**Written task**
Quote the listing below in its entirety.

○ ○ ○ ○ ○

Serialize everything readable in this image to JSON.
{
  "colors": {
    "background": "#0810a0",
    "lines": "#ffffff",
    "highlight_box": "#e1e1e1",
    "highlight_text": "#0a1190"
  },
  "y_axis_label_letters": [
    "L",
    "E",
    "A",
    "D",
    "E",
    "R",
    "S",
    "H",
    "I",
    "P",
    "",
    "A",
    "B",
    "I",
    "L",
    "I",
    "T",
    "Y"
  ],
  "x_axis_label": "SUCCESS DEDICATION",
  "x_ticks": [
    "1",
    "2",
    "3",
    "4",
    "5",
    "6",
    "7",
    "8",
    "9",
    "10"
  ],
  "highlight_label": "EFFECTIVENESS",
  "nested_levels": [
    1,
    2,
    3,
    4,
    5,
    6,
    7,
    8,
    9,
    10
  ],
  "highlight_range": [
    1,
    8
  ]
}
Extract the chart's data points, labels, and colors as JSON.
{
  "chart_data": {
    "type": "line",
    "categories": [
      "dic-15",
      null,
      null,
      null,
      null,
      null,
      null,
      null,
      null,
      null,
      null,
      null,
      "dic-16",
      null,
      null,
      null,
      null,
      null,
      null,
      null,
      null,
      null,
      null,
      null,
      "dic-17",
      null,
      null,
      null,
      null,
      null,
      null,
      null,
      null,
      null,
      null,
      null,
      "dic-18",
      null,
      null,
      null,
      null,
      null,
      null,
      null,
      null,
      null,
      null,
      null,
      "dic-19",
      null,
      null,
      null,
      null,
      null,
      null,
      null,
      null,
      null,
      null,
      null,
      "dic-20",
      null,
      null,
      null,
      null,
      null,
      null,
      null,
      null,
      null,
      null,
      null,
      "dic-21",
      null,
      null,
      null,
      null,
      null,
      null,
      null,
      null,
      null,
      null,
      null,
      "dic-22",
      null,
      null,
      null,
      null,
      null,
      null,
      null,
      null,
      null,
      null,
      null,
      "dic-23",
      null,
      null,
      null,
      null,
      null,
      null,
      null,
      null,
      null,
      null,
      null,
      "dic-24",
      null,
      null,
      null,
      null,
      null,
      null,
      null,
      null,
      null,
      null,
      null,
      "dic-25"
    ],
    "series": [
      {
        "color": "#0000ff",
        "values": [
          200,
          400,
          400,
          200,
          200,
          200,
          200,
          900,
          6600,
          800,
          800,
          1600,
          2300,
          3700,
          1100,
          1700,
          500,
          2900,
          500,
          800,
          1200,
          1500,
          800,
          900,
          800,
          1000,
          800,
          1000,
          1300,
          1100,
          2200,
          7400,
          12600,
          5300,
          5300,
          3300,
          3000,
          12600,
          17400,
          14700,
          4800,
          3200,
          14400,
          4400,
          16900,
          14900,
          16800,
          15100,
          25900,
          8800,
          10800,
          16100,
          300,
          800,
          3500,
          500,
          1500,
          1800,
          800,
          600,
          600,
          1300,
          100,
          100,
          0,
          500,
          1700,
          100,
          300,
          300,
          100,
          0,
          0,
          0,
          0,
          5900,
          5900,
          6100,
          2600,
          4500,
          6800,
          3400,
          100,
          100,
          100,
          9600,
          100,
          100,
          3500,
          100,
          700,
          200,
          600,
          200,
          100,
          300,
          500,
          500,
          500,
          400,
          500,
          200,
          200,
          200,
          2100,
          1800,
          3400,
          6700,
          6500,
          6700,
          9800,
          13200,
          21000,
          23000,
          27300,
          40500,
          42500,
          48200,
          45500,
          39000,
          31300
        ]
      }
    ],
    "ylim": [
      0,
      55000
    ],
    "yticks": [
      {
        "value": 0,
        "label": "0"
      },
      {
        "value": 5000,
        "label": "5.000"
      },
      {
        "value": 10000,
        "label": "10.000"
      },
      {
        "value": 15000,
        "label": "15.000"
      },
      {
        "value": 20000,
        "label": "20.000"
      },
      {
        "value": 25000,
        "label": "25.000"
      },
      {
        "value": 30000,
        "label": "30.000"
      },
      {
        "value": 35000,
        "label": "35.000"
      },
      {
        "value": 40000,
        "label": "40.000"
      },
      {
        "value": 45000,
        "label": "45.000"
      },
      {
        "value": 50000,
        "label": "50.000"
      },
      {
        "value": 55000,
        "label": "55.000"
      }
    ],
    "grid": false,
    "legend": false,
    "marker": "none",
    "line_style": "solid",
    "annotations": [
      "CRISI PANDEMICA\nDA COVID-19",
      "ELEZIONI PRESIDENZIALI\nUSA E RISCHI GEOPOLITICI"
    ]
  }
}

○ ○ ○ ○ ○

**Output of the exercise**
Serialize everything readable in this image to JSON.
{
  "colors": {
    "background": "#0810a0",
    "lines": "#ffffff",
    "highlight_box": "#e1e1e1",
    "highlight_text": "#0a1190"
  },
  "y_axis_label_letters": [
    "L",
    "E",
    "A",
    "D",
    "E",
    "R",
    "S",
    "H",
    "I",
    "P",
    "",
    "A",
    "B",
    "I",
    "L",
    "I",
    "T",
    "Y"
  ],
  "x_axis_label": "SUCCESS DEDICATION",
  "x_ticks": [
    "1",
    "2",
    "3",
    "4",
    "5",
    "6",
    "7",
    "8",
    "9",
    "10"
  ],
  "highlight_label": "EFFECTIVENESS",
  "nested_levels": [
    1,
    2,
    3,
    4,
    5,
    6,
    7,
    8,
    9,
    10
  ],
  "highlight_range": [
    1,
    8
  ]
}
Extract the chart's data points, labels, and colors as JSON.
{
  "chart_data": {
    "type": "line",
    "categories": [
      "dic-15",
      null,
      null,
      null,
      null,
      null,
      null,
      null,
      null,
      null,
      null,
      null,
      "dic-16",
      null,
      null,
      null,
      null,
      null,
      null,
      null,
      null,
      null,
      null,
      null,
      "dic-17",
      null,
      null,
      null,
      null,
      null,
      null,
      null,
      null,
      null,
      null,
      null,
      "dic-18",
      null,
      null,
      null,
      null,
      null,
      null,
      null,
      null,
      null,
      null,
      null,
      "dic-19",
      null,
      null,
      null,
      null,
      null,
      null,
      null,
      null,
      null,
      null,
      null,
      "dic-20",
      null,
      null,
      null,
      null,
      null,
      null,
      null,
      null,
      null,
      null,
      null,
      "dic-21",
      null,
      null,
      null,
      null,
      null,
      null,
      null,
      null,
      null,
      null,
      null,
      "dic-22",
      null,
      null,
      null,
      null,
      null,
      null,
      null,
      null,
      null,
      null,
      null,
      "dic-23",
      null,
      null,
      null,
      null,
      null,
      null,
      null,
      null,
      null,
      null,
      null,
      "dic-24",
      null,
      null,
      null,
      null,
      null,
      null,
      null,
      null,
      null,
      null,
      null,
      "dic-25"
    ],
    "series": [
      {
        "color": "#0000ff",
        "values": [
          200,
          400,
          400,
          200,
          200,
          200,
          200,
          900,
          6600,
          800,
          800,
          1600,
          2300,
          3700,
          1100,
          1700,
          500,
          2900,
          500,
          800,
          1200,
          1500,
          800,
          900,
          800,
          1000,
          800,
          1000,
          1300,
          1100,
          2200,
          7400,
          12600,
          5300,
          5300,
          3300,
          3000,
          12600,
          17400,
          14700,
          4800,
          3200,
          14400,
          4400,
          16900,
          14900,
          16800,
          15100,
          25900,
          8800,
          10800,
          16100,
          300,
          800,
          3500,
          500,
          1500,
          1800,
          800,
          600,
          600,
          1300,
          100,
          100,
          0,
          500,
          1700,
          100,
          300,
          300,
          100,
          0,
          0,
          0,
          0,
          5900,
          5900,
          6100,
          2600,
          4500,
          6800,
          3400,
          100,
          100,
          100,
          9600,
          100,
          100,
          3500,
          100,
          700,
          200,
          600,
          200,
          100,
          300,
          500,
          500,
          500,
          400,
          500,
          200,
          200,
          200,
          2100,
          1800,
          3400,
          6700,
          6500,
          6700,
          9800,
          13200,
          21000,
          23000,
          27300,
          40500,
          42500,
          48200,
          45500,
          39000,
          31300
        ]
      }
    ],
    "ylim": [
      0,
      55000
    ],
    "yticks": [
      {
        "value": 0,
        "label": "0"
      },
      {
        "value": 5000,
        "label": "5.000"
      },
      {
        "value": 10000,
        "label": "10.000"
      },
      {
        "value": 15000,
        "label": "15.000"
      },
      {
        "value": 20000,
        "label": "20.000"
      },
      {
        "value": 25000,
        "label": "25.000"
      },
      {
        "value": 30000,
        "label": "30.000"
      },
      {
        "value": 35000,
        "label": "35.000"
      },
      {
        "value": 40000,
        "label": "40.000"
      },
      {
        "value": 45000,
        "label": "45.000"
      },
      {
        "value": 50000,
        "label": "50.000"
      },
      {
        "value": 55000,
        "label": "55.000"
      }
    ],
    "grid": false,
    "legend": false,
    "marker": "none",
    "line_style": "solid",
    "annotations": [
      "CRISI PANDEMICA\nDA COVID-19",
      "ELEZIONI PRESIDENZIALI\nUSA E RISCHI GEOPOLITICI"
    ]
  }
}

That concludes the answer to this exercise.